**TEXTO**
^^^^
Artista, que criou obras estonteantes, se isolou para pintar e foi repudiado pela crítica quase toda a sua vida

Livro analisa relação conturbada do pintor com contemporâneos seus, como Picasso, Rénoir e Cézanne

DE SÃO PAULO

Não seria exagero dizer que a obra de Henri Matisse foi construída na solidão. "O mundo todo lhe deu as costas", contou Lydia Delectorskaya, sua última mulher. "Todos se alinharam aos cubistas, e ele nunca quis se expor, demonstrar o quanto aquilo o machucou."

Matisse então fugiu para compor sua obra. Nos dois momentos chave de sua produção -os anos que antecederam a Primeira Guerra Mundial, quando fez a "Dança", e o fim da vida, quando criou suas colagens de papel recortado-, o artista estava quase sempre sozinho.

Em sua biografia, Hilary Spurling revê a relação complicada do artista com seus contemporâneos, da reverência que tinha por Cézanne, "um deus para ele", e a amizade com Renoir aos atritos intensos com Picasso.
^^^^
**ENTRADAS DE DADOS**
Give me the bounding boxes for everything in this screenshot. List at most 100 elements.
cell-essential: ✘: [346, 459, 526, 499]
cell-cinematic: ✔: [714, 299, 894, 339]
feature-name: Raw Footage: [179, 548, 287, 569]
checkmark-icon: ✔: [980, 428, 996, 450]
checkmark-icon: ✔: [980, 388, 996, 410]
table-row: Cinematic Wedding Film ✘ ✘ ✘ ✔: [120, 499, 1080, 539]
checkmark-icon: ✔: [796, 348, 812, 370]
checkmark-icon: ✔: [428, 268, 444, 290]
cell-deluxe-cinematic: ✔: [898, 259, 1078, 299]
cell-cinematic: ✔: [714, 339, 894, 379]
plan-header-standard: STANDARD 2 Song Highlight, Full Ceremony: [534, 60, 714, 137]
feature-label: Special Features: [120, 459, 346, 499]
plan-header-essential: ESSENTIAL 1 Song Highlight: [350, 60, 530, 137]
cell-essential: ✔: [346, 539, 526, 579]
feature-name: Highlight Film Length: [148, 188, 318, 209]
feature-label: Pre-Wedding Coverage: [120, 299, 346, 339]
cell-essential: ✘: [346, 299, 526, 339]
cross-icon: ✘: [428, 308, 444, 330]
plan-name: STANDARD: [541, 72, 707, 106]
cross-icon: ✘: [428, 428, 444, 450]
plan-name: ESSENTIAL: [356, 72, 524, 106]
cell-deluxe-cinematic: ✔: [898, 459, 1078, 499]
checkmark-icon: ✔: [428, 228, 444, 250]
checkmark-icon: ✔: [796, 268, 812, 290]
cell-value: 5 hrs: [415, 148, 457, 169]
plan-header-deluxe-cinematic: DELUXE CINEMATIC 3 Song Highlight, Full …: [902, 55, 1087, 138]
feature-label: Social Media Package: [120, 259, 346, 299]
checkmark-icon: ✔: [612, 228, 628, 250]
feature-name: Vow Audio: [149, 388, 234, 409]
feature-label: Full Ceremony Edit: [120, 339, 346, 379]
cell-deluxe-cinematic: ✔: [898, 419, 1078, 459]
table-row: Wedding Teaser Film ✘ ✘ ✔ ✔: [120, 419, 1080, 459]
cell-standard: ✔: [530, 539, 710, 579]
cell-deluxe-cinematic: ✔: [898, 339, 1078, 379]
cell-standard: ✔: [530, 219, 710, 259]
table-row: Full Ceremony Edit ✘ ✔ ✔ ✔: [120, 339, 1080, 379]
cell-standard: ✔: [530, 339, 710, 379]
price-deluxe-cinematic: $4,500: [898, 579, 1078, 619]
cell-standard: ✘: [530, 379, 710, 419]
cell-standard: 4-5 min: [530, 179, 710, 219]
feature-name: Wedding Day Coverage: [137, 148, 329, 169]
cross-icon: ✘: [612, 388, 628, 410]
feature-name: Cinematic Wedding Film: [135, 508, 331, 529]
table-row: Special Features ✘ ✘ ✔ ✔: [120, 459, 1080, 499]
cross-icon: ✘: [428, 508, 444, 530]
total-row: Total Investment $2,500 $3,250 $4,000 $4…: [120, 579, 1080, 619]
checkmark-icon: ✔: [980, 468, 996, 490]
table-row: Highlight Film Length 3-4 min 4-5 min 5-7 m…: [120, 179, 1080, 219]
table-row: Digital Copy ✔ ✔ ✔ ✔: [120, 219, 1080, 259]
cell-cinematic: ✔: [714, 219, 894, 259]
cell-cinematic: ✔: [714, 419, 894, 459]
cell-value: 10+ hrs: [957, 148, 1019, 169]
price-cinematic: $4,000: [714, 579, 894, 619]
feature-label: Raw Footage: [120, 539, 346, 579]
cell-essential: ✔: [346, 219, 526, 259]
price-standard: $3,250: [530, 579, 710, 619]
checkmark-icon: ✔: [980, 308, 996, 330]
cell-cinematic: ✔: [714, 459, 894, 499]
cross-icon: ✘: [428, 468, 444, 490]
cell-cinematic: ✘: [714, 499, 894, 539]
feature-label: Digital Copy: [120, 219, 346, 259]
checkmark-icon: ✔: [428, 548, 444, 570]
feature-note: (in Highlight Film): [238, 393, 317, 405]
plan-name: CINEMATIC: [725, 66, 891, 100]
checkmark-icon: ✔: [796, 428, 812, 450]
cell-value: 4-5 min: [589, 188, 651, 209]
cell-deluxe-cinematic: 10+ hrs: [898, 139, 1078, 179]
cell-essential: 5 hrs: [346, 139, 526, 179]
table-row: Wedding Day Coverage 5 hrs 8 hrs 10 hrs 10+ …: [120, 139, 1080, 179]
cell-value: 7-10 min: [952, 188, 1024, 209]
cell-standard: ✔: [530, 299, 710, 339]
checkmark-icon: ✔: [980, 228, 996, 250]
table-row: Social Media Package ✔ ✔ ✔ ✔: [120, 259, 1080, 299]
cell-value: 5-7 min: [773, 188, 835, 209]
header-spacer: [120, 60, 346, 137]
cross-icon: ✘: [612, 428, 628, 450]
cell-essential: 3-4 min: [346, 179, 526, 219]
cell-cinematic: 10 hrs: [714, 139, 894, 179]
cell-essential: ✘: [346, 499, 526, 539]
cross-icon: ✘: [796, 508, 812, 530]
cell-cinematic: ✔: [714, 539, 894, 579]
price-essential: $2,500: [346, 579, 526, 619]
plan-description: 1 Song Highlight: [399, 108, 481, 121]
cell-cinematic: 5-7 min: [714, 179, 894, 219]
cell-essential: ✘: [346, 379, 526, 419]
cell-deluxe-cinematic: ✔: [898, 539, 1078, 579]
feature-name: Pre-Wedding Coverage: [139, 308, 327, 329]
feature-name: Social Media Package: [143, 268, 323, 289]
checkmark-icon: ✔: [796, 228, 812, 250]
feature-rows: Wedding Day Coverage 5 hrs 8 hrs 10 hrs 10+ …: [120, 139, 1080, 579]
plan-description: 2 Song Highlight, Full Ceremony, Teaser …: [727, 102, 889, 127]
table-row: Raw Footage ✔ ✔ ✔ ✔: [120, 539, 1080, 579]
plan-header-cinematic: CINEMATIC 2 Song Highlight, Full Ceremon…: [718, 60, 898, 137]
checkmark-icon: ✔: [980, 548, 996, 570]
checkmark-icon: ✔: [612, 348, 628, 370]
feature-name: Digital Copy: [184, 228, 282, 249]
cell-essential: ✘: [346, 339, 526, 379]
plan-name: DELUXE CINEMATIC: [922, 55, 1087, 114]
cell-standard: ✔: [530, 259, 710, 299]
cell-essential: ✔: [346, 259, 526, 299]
^^^^
**TAREFA 1**
Passe para o inglês a seguinte frase do texto sobre Matisse: "Não seria exagero dizer que a obra de Henri Matisse foi construída na solidão."
**TAREFA 2**
Continue o texto sobre Matisse a partir da última frase apresentada.

**RESPOSTA 1**
It would be no exaggeration to say that Henri Matisse's work was built in solitude.

**RESPOSTA 2**
"Eles se reconheciam como rivais", diz Spurling sobre a relação entre Matisse e Picaso. "Mas as brigas fizeram com que cada um tentasse coisas que antes seriam impossíveis em seus trabalhos."

Em reação ao "Nu Azul", de Matisse, Picasso começou a pintar "Les Demoiselles d'Avignon", obra que inaugurou o movimento cubista.

Mas as aproximações não vão muito além. Matisse estava mais preocupado com a vibração das cores do que em rever conceitos de volume e espaço. Suas obras eram visões "estonteantes, ofuscantes e alegres", "um clamor que parecia berrar das paredes".

Ele pendurou na porta de seu ateliê um pequeno quadro de Cézanne e tinha o hábito de olhar para a tela do mestre pós-impressionista antes de trabalhar, uma espécie de guia visual.

Na construção de sua obra, no entanto, Matisse só teve o apoio real da mulher com quem passou quase toda a sua vida, Amélie Parayre.

Num de seus retratos mais célebres, que escandalizou Paris, ele pintou o rosto dela cortado ao meio por uma faixa verde, dividindo a tela em fortes campos de cor, quase uma síntese de seu estilo.

ESPINHA DORSAL

"Amélie era a única pessoa que acreditava nele no mundo", diz Spurling. "Ele dizia que a amava, mas que amava mais a pintura. Essa era a condição do casamento, e ela foi sua espinha dorsal."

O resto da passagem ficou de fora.